§ **WHAT TO DO**
The entries that follow should be written out exactly.

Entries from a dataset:
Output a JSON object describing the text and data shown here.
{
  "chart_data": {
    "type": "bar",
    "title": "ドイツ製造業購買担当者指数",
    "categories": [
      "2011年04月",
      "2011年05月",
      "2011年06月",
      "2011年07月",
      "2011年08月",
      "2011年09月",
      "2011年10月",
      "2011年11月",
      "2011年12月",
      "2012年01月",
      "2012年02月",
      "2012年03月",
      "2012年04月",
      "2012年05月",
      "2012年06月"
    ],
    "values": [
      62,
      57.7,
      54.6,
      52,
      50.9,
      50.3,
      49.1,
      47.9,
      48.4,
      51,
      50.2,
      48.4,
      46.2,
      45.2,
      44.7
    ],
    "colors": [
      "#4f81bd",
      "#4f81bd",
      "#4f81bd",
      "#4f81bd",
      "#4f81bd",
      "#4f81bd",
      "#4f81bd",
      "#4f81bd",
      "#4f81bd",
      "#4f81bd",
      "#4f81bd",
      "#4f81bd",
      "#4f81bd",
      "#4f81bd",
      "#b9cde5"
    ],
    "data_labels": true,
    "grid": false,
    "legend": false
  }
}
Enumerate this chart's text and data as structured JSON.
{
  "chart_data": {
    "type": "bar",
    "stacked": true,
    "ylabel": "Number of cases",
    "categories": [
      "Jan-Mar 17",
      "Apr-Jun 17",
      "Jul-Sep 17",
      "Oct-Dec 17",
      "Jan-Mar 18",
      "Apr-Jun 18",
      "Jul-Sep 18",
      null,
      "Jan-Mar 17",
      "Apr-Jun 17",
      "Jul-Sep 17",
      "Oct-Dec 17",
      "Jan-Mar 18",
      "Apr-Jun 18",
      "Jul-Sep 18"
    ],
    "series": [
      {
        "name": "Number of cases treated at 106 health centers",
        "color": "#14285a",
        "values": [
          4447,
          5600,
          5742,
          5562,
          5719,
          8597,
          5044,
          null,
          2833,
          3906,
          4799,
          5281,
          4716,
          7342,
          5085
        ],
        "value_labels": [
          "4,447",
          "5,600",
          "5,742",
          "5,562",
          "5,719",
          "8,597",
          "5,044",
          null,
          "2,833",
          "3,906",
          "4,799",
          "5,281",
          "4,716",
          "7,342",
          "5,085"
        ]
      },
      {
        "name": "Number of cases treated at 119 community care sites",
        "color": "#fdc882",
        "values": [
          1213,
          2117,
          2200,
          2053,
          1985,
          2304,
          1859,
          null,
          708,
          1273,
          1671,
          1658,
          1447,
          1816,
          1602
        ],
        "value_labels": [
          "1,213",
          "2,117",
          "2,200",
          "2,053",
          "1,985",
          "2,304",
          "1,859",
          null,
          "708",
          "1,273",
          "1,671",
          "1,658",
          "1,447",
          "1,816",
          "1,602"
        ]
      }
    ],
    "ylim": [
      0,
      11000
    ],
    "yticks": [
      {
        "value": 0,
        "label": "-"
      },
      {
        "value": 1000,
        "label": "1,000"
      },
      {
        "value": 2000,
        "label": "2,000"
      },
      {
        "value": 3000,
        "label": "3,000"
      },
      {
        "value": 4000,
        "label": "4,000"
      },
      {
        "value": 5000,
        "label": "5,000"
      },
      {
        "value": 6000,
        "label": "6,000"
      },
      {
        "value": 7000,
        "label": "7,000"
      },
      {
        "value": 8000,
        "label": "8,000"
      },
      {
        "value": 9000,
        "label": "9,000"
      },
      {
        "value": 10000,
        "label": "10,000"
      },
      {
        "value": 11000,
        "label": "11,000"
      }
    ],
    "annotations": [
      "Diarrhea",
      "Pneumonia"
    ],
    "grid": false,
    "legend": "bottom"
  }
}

§ **TASK ANSWER**
Output a JSON object describing the text and data shown here.
{
  "chart_data": {
    "type": "bar",
    "title": "ドイツ製造業購買担当者指数",
    "categories": [
      "2011年04月",
      "2011年05月",
      "2011年06月",
      "2011年07月",
      "2011年08月",
      "2011年09月",
      "2011年10月",
      "2011年11月",
      "2011年12月",
      "2012年01月",
      "2012年02月",
      "2012年03月",
      "2012年04月",
      "2012年05月",
      "2012年06月"
    ],
    "values": [
      62,
      57.7,
      54.6,
      52,
      50.9,
      50.3,
      49.1,
      47.9,
      48.4,
      51,
      50.2,
      48.4,
      46.2,
      45.2,
      44.7
    ],
    "colors": [
      "#4f81bd",
      "#4f81bd",
      "#4f81bd",
      "#4f81bd",
      "#4f81bd",
      "#4f81bd",
      "#4f81bd",
      "#4f81bd",
      "#4f81bd",
      "#4f81bd",
      "#4f81bd",
      "#4f81bd",
      "#4f81bd",
      "#4f81bd",
      "#b9cde5"
    ],
    "data_labels": true,
    "grid": false,
    "legend": false
  }
}
Enumerate this chart's text and data as structured JSON.
{
  "chart_data": {
    "type": "bar",
    "stacked": true,
    "ylabel": "Number of cases",
    "categories": [
      "Jan-Mar 17",
      "Apr-Jun 17",
      "Jul-Sep 17",
      "Oct-Dec 17",
      "Jan-Mar 18",
      "Apr-Jun 18",
      "Jul-Sep 18",
      null,
      "Jan-Mar 17",
      "Apr-Jun 17",
      "Jul-Sep 17",
      "Oct-Dec 17",
      "Jan-Mar 18",
      "Apr-Jun 18",
      "Jul-Sep 18"
    ],
    "series": [
      {
        "name": "Number of cases treated at 106 health centers",
        "color": "#14285a",
        "values": [
          4447,
          5600,
          5742,
          5562,
          5719,
          8597,
          5044,
          null,
          2833,
          3906,
          4799,
          5281,
          4716,
          7342,
          5085
        ],
        "value_labels": [
          "4,447",
          "5,600",
          "5,742",
          "5,562",
          "5,719",
          "8,597",
          "5,044",
          null,
          "2,833",
          "3,906",
          "4,799",
          "5,281",
          "4,716",
          "7,342",
          "5,085"
        ]
      },
      {
        "name": "Number of cases treated at 119 community care sites",
        "color": "#fdc882",
        "values": [
          1213,
          2117,
          2200,
          2053,
          1985,
          2304,
          1859,
          null,
          708,
          1273,
          1671,
          1658,
          1447,
          1816,
          1602
        ],
        "value_labels": [
          "1,213",
          "2,117",
          "2,200",
          "2,053",
          "1,985",
          "2,304",
          "1,859",
          null,
          "708",
          "1,273",
          "1,671",
          "1,658",
          "1,447",
          "1,816",
          "1,602"
        ]
      }
    ],
    "ylim": [
      0,
      11000
    ],
    "yticks": [
      {
        "value": 0,
        "label": "-"
      },
      {
        "value": 1000,
        "label": "1,000"
      },
      {
        "value": 2000,
        "label": "2,000"
      },
      {
        "value": 3000,
        "label": "3,000"
      },
      {
        "value": 4000,
        "label": "4,000"
      },
      {
        "value": 5000,
        "label": "5,000"
      },
      {
        "value": 6000,
        "label": "6,000"
      },
      {
        "value": 7000,
        "label": "7,000"
      },
      {
        "value": 8000,
        "label": "8,000"
      },
      {
        "value": 9000,
        "label": "9,000"
      },
      {
        "value": 10000,
        "label": "10,000"
      },
      {
        "value": 11000,
        "label": "11,000"
      }
    ],
    "annotations": [
      "Diarrhea",
      "Pneumonia"
    ],
    "grid": false,
    "legend": "bottom"
  }
}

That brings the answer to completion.